### What needs to be done
Print the listing below in its entirety, character for character.
-- START OF Records to use --
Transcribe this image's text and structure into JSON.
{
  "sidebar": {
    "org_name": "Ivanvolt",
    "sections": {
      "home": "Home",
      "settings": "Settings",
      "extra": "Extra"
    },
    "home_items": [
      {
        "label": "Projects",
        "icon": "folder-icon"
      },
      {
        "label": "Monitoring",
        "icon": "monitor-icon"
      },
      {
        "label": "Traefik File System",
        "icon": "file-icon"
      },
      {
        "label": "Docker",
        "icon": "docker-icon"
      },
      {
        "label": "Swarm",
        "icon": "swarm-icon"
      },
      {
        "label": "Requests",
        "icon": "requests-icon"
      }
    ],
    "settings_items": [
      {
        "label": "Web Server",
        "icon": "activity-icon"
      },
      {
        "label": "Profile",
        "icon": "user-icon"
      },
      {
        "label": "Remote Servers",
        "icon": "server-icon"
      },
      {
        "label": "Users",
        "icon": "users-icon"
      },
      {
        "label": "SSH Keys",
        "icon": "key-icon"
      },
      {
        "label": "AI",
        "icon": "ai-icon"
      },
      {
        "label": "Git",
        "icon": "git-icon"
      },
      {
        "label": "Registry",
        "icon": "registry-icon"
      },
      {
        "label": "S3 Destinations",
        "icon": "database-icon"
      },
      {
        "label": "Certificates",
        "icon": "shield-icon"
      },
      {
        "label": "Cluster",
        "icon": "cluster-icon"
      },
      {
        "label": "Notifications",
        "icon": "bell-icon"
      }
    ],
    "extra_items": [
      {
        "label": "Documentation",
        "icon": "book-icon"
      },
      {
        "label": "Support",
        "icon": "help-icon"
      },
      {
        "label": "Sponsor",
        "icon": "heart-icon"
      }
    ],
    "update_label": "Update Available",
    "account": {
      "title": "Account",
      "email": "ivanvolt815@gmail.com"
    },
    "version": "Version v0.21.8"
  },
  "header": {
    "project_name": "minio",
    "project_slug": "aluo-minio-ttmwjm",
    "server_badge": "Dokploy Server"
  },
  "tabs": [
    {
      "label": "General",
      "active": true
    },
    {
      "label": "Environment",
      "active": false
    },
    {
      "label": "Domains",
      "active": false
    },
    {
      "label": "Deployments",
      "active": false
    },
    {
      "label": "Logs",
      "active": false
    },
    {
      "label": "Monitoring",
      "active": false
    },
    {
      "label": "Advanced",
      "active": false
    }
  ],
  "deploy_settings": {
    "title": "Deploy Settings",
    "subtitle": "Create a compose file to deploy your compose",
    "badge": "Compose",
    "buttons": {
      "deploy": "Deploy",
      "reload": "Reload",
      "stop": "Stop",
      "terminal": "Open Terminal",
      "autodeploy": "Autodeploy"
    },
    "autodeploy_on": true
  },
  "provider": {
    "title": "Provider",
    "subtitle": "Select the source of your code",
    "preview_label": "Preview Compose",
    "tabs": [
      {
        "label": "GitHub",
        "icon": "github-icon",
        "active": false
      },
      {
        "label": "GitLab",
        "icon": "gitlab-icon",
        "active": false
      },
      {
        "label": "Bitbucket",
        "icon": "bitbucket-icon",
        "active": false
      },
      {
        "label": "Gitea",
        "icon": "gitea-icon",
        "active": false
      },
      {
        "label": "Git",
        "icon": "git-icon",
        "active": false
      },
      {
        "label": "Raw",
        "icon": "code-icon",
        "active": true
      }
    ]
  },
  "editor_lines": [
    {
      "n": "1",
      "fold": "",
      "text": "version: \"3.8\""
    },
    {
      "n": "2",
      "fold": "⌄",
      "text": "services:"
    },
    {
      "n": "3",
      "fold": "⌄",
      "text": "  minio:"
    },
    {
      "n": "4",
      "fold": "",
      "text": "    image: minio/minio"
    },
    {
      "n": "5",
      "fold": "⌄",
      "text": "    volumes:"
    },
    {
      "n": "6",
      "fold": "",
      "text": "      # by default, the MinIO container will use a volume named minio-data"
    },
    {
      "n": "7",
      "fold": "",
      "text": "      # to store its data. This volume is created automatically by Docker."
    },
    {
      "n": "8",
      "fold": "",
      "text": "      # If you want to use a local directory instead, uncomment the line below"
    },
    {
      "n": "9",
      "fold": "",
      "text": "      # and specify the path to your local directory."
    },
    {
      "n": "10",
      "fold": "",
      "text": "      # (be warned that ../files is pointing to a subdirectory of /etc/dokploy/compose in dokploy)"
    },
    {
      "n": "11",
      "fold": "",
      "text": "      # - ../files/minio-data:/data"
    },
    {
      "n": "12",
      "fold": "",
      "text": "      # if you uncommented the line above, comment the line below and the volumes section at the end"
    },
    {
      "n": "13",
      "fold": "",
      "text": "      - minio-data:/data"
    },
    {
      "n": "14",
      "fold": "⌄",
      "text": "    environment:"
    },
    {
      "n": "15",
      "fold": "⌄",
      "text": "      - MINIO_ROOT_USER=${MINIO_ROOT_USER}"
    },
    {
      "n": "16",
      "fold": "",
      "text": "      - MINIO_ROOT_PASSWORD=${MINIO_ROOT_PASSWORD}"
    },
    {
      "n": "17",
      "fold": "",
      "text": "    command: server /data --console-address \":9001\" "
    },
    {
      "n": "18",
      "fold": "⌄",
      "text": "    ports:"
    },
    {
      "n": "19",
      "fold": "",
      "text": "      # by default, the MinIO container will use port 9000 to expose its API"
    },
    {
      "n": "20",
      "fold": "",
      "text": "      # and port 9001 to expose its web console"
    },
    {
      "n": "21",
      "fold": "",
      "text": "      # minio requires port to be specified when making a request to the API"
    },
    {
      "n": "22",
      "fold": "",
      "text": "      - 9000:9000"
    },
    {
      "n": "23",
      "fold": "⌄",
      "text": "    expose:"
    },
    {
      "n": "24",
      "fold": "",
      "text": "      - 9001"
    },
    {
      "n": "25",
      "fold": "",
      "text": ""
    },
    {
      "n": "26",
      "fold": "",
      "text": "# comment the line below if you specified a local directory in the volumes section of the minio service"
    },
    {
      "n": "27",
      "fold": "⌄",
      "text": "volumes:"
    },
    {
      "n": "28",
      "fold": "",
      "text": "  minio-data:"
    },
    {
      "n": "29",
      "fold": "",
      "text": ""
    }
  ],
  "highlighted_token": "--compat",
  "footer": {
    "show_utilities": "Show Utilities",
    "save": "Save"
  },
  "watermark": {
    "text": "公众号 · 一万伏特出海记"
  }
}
-- END OF Records to use --
### Solution to this exercise
Transcribe this image's text and structure into JSON.
{
  "sidebar": {
    "org_name": "Ivanvolt",
    "sections": {
      "home": "Home",
      "settings": "Settings",
      "extra": "Extra"
    },
    "home_items": [
      {
        "label": "Projects",
        "icon": "folder-icon"
      },
      {
        "label": "Monitoring",
        "icon": "monitor-icon"
      },
      {
        "label": "Traefik File System",
        "icon": "file-icon"
      },
      {
        "label": "Docker",
        "icon": "docker-icon"
      },
      {
        "label": "Swarm",
        "icon": "swarm-icon"
      },
      {
        "label": "Requests",
        "icon": "requests-icon"
      }
    ],
    "settings_items": [
      {
        "label": "Web Server",
        "icon": "activity-icon"
      },
      {
        "label": "Profile",
        "icon": "user-icon"
      },
      {
        "label": "Remote Servers",
        "icon": "server-icon"
      },
      {
        "label": "Users",
        "icon": "users-icon"
      },
      {
        "label": "SSH Keys",
        "icon": "key-icon"
      },
      {
        "label": "AI",
        "icon": "ai-icon"
      },
      {
        "label": "Git",
        "icon": "git-icon"
      },
      {
        "label": "Registry",
        "icon": "registry-icon"
      },
      {
        "label": "S3 Destinations",
        "icon": "database-icon"
      },
      {
        "label": "Certificates",
        "icon": "shield-icon"
      },
      {
        "label": "Cluster",
        "icon": "cluster-icon"
      },
      {
        "label": "Notifications",
        "icon": "bell-icon"
      }
    ],
    "extra_items": [
      {
        "label": "Documentation",
        "icon": "book-icon"
      },
      {
        "label": "Support",
        "icon": "help-icon"
      },
      {
        "label": "Sponsor",
        "icon": "heart-icon"
      }
    ],
    "update_label": "Update Available",
    "account": {
      "title": "Account",
      "email": "ivanvolt815@gmail.com"
    },
    "version": "Version v0.21.8"
  },
  "header": {
    "project_name": "minio",
    "project_slug": "aluo-minio-ttmwjm",
    "server_badge": "Dokploy Server"
  },
  "tabs": [
    {
      "label": "General",
      "active": true
    },
    {
      "label": "Environment",
      "active": false
    },
    {
      "label": "Domains",
      "active": false
    },
    {
      "label": "Deployments",
      "active": false
    },
    {
      "label": "Logs",
      "active": false
    },
    {
      "label": "Monitoring",
      "active": false
    },
    {
      "label": "Advanced",
      "active": false
    }
  ],
  "deploy_settings": {
    "title": "Deploy Settings",
    "subtitle": "Create a compose file to deploy your compose",
    "badge": "Compose",
    "buttons": {
      "deploy": "Deploy",
      "reload": "Reload",
      "stop": "Stop",
      "terminal": "Open Terminal",
      "autodeploy": "Autodeploy"
    },
    "autodeploy_on": true
  },
  "provider": {
    "title": "Provider",
    "subtitle": "Select the source of your code",
    "preview_label": "Preview Compose",
    "tabs": [
      {
        "label": "GitHub",
        "icon": "github-icon",
        "active": false
      },
      {
        "label": "GitLab",
        "icon": "gitlab-icon",
        "active": false
      },
      {
        "label": "Bitbucket",
        "icon": "bitbucket-icon",
        "active": false
      },
      {
        "label": "Gitea",
        "icon": "gitea-icon",
        "active": false
      },
      {
        "label": "Git",
        "icon": "git-icon",
        "active": false
      },
      {
        "label": "Raw",
        "icon": "code-icon",
        "active": true
      }
    ]
  },
  "editor_lines": [
    {
      "n": "1",
      "fold": "",
      "text": "version: \"3.8\""
    },
    {
      "n": "2",
      "fold": "⌄",
      "text": "services:"
    },
    {
      "n": "3",
      "fold": "⌄",
      "text": "  minio:"
    },
    {
      "n": "4",
      "fold": "",
      "text": "    image: minio/minio"
    },
    {
      "n": "5",
      "fold": "⌄",
      "text": "    volumes:"
    },
    {
      "n": "6",
      "fold": "",
      "text": "      # by default, the MinIO container will use a volume named minio-data"
    },
    {
      "n": "7",
      "fold": "",
      "text": "      # to store its data. This volume is created automatically by Docker."
    },
    {
      "n": "8",
      "fold": "",
      "text": "      # If you want to use a local directory instead, uncomment the line below"
    },
    {
      "n": "9",
      "fold": "",
      "text": "      # and specify the path to your local directory."
    },
    {
      "n": "10",
      "fold": "",
      "text": "      # (be warned that ../files is pointing to a subdirectory of /etc/dokploy/compose in dokploy)"
    },
    {
      "n": "11",
      "fold": "",
      "text": "      # - ../files/minio-data:/data"
    },
    {
      "n": "12",
      "fold": "",
      "text": "      # if you uncommented the line above, comment the line below and the volumes section at the end"
    },
    {
      "n": "13",
      "fold": "",
      "text": "      - minio-data:/data"
    },
    {
      "n": "14",
      "fold": "⌄",
      "text": "    environment:"
    },
    {
      "n": "15",
      "fold": "⌄",
      "text": "      - MINIO_ROOT_USER=${MINIO_ROOT_USER}"
    },
    {
      "n": "16",
      "fold": "",
      "text": "      - MINIO_ROOT_PASSWORD=${MINIO_ROOT_PASSWORD}"
    },
    {
      "n": "17",
      "fold": "",
      "text": "    command: server /data --console-address \":9001\" "
    },
    {
      "n": "18",
      "fold": "⌄",
      "text": "    ports:"
    },
    {
      "n": "19",
      "fold": "",
      "text": "      # by default, the MinIO container will use port 9000 to expose its API"
    },
    {
      "n": "20",
      "fold": "",
      "text": "      # and port 9001 to expose its web console"
    },
    {
      "n": "21",
      "fold": "",
      "text": "      # minio requires port to be specified when making a request to the API"
    },
    {
      "n": "22",
      "fold": "",
      "text": "      - 9000:9000"
    },
    {
      "n": "23",
      "fold": "⌄",
      "text": "    expose:"
    },
    {
      "n": "24",
      "fold": "",
      "text": "      - 9001"
    },
    {
      "n": "25",
      "fold": "",
      "text": ""
    },
    {
      "n": "26",
      "fold": "",
      "text": "# comment the line below if you specified a local directory in the volumes section of the minio service"
    },
    {
      "n": "27",
      "fold": "⌄",
      "text": "volumes:"
    },
    {
      "n": "28",
      "fold": "",
      "text": "  minio-data:"
    },
    {
      "n": "29",
      "fold": "",
      "text": ""
    }
  ],
  "highlighted_token": "--compat",
  "footer": {
    "show_utilities": "Show Utilities",
    "save": "Save"
  },
  "watermark": {
    "text": "公众号 · 一万伏特出海记"
  }
}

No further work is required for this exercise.